=== Items ===

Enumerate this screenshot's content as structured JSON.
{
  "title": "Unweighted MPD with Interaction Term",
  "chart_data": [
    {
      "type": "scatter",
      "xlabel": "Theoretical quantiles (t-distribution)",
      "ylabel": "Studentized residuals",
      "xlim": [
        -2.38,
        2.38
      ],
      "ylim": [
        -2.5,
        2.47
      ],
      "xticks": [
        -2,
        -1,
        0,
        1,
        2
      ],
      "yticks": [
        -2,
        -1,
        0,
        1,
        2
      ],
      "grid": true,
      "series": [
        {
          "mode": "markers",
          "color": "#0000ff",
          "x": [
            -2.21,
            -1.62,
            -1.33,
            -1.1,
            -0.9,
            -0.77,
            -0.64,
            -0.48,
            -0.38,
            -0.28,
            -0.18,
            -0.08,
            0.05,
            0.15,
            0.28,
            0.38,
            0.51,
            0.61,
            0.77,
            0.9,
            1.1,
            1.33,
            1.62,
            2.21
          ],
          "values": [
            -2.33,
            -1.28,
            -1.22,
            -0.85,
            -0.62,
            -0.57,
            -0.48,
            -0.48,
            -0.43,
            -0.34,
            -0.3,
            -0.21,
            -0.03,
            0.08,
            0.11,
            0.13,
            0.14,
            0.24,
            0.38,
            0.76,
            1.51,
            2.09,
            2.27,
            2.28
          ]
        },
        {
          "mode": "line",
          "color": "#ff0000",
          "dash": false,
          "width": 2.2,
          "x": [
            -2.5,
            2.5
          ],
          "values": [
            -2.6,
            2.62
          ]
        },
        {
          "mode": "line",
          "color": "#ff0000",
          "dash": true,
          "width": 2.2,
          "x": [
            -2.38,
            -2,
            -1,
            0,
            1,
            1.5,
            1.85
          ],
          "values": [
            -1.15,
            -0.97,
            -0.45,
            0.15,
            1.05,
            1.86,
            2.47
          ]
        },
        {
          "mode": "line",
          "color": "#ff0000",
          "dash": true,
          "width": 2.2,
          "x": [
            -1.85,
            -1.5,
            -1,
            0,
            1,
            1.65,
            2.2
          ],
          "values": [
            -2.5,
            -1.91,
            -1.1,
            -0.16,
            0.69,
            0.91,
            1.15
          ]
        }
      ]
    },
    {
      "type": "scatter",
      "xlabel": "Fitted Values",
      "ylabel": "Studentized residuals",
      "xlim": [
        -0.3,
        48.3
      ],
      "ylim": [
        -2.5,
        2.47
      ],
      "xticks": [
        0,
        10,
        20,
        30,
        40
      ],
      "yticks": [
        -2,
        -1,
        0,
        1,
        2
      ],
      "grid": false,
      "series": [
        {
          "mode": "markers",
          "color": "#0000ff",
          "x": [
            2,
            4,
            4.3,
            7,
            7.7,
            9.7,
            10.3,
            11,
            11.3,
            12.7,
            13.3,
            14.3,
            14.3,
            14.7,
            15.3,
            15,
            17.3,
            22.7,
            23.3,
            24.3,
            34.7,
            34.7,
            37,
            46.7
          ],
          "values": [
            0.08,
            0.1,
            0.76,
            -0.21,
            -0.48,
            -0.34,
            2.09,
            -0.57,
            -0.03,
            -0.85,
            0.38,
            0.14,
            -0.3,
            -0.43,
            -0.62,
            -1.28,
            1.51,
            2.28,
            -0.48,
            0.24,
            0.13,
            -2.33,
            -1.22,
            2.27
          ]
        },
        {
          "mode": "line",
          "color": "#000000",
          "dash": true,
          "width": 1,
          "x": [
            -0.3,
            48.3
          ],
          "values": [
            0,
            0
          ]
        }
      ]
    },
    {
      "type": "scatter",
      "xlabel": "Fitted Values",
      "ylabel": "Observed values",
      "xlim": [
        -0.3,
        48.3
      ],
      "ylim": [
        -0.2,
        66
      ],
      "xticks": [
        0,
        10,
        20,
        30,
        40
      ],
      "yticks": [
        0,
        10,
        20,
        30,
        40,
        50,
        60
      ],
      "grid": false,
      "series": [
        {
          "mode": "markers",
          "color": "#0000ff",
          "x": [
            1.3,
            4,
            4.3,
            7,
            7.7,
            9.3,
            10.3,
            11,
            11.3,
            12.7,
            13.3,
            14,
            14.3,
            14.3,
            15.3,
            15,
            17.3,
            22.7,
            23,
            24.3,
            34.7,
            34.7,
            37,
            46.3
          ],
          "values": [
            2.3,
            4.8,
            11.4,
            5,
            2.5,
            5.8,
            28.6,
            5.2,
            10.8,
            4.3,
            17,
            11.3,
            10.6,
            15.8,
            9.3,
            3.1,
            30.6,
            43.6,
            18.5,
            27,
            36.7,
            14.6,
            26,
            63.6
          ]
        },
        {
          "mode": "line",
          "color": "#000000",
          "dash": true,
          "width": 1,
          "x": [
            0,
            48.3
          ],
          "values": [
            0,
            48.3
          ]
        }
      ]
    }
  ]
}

===

◆ Exercise requirements: The full set of records should be duplicated exactly.

◆ Exercise solution:
Enumerate this screenshot's content as structured JSON.
{
  "title": "Unweighted MPD with Interaction Term",
  "chart_data": [
    {
      "type": "scatter",
      "xlabel": "Theoretical quantiles (t-distribution)",
      "ylabel": "Studentized residuals",
      "xlim": [
        -2.38,
        2.38
      ],
      "ylim": [
        -2.5,
        2.47
      ],
      "xticks": [
        -2,
        -1,
        0,
        1,
        2
      ],
      "yticks": [
        -2,
        -1,
        0,
        1,
        2
      ],
      "grid": true,
      "series": [
        {
          "mode": "markers",
          "color": "#0000ff",
          "x": [
            -2.21,
            -1.62,
            -1.33,
            -1.1,
            -0.9,
            -0.77,
            -0.64,
            -0.48,
            -0.38,
            -0.28,
            -0.18,
            -0.08,
            0.05,
            0.15,
            0.28,
            0.38,
            0.51,
            0.61,
            0.77,
            0.9,
            1.1,
            1.33,
            1.62,
            2.21
          ],
          "values": [
            -2.33,
            -1.28,
            -1.22,
            -0.85,
            -0.62,
            -0.57,
            -0.48,
            -0.48,
            -0.43,
            -0.34,
            -0.3,
            -0.21,
            -0.03,
            0.08,
            0.11,
            0.13,
            0.14,
            0.24,
            0.38,
            0.76,
            1.51,
            2.09,
            2.27,
            2.28
          ]
        },
        {
          "mode": "line",
          "color": "#ff0000",
          "dash": false,
          "width": 2.2,
          "x": [
            -2.5,
            2.5
          ],
          "values": [
            -2.6,
            2.62
          ]
        },
        {
          "mode": "line",
          "color": "#ff0000",
          "dash": true,
          "width": 2.2,
          "x": [
            -2.38,
            -2,
            -1,
            0,
            1,
            1.5,
            1.85
          ],
          "values": [
            -1.15,
            -0.97,
            -0.45,
            0.15,
            1.05,
            1.86,
            2.47
          ]
        },
        {
          "mode": "line",
          "color": "#ff0000",
          "dash": true,
          "width": 2.2,
          "x": [
            -1.85,
            -1.5,
            -1,
            0,
            1,
            1.65,
            2.2
          ],
          "values": [
            -2.5,
            -1.91,
            -1.1,
            -0.16,
            0.69,
            0.91,
            1.15
          ]
        }
      ]
    },
    {
      "type": "scatter",
      "xlabel": "Fitted Values",
      "ylabel": "Studentized residuals",
      "xlim": [
        -0.3,
        48.3
      ],
      "ylim": [
        -2.5,
        2.47
      ],
      "xticks": [
        0,
        10,
        20,
        30,
        40
      ],
      "yticks": [
        -2,
        -1,
        0,
        1,
        2
      ],
      "grid": false,
      "series": [
        {
          "mode": "markers",
          "color": "#0000ff",
          "x": [
            2,
            4,
            4.3,
            7,
            7.7,
            9.7,
            10.3,
            11,
            11.3,
            12.7,
            13.3,
            14.3,
            14.3,
            14.7,
            15.3,
            15,
            17.3,
            22.7,
            23.3,
            24.3,
            34.7,
            34.7,
            37,
            46.7
          ],
          "values": [
            0.08,
            0.1,
            0.76,
            -0.21,
            -0.48,
            -0.34,
            2.09,
            -0.57,
            -0.03,
            -0.85,
            0.38,
            0.14,
            -0.3,
            -0.43,
            -0.62,
            -1.28,
            1.51,
            2.28,
            -0.48,
            0.24,
            0.13,
            -2.33,
            -1.22,
            2.27
          ]
        },
        {
          "mode": "line",
          "color": "#000000",
          "dash": true,
          "width": 1,
          "x": [
            -0.3,
            48.3
          ],
          "values": [
            0,
            0
          ]
        }
      ]
    },
    {
      "type": "scatter",
      "xlabel": "Fitted Values",
      "ylabel": "Observed values",
      "xlim": [
        -0.3,
        48.3
      ],
      "ylim": [
        -0.2,
        66
      ],
      "xticks": [
        0,
        10,
        20,
        30,
        40
      ],
      "yticks": [
        0,
        10,
        20,
        30,
        40,
        50,
        60
      ],
      "grid": false,
      "series": [
        {
          "mode": "markers",
          "color": "#0000ff",
          "x": [
            1.3,
            4,
            4.3,
            7,
            7.7,
            9.3,
            10.3,
            11,
            11.3,
            12.7,
            13.3,
            14,
            14.3,
            14.3,
            15.3,
            15,
            17.3,
            22.7,
            23,
            24.3,
            34.7,
            34.7,
            37,
            46.3
          ],
          "values": [
            2.3,
            4.8,
            11.4,
            5,
            2.5,
            5.8,
            28.6,
            5.2,
            10.8,
            4.3,
            17,
            11.3,
            10.6,
            15.8,
            9.3,
            3.1,
            30.6,
            43.6,
            18.5,
            27,
            36.7,
            14.6,
            26,
            63.6
          ]
        },
        {
          "mode": "line",
          "color": "#000000",
          "dash": true,
          "width": 1,
          "x": [
            0,
            48.3
          ],
          "values": [
            0,
            48.3
          ]
        }
      ]
    }
  ]
}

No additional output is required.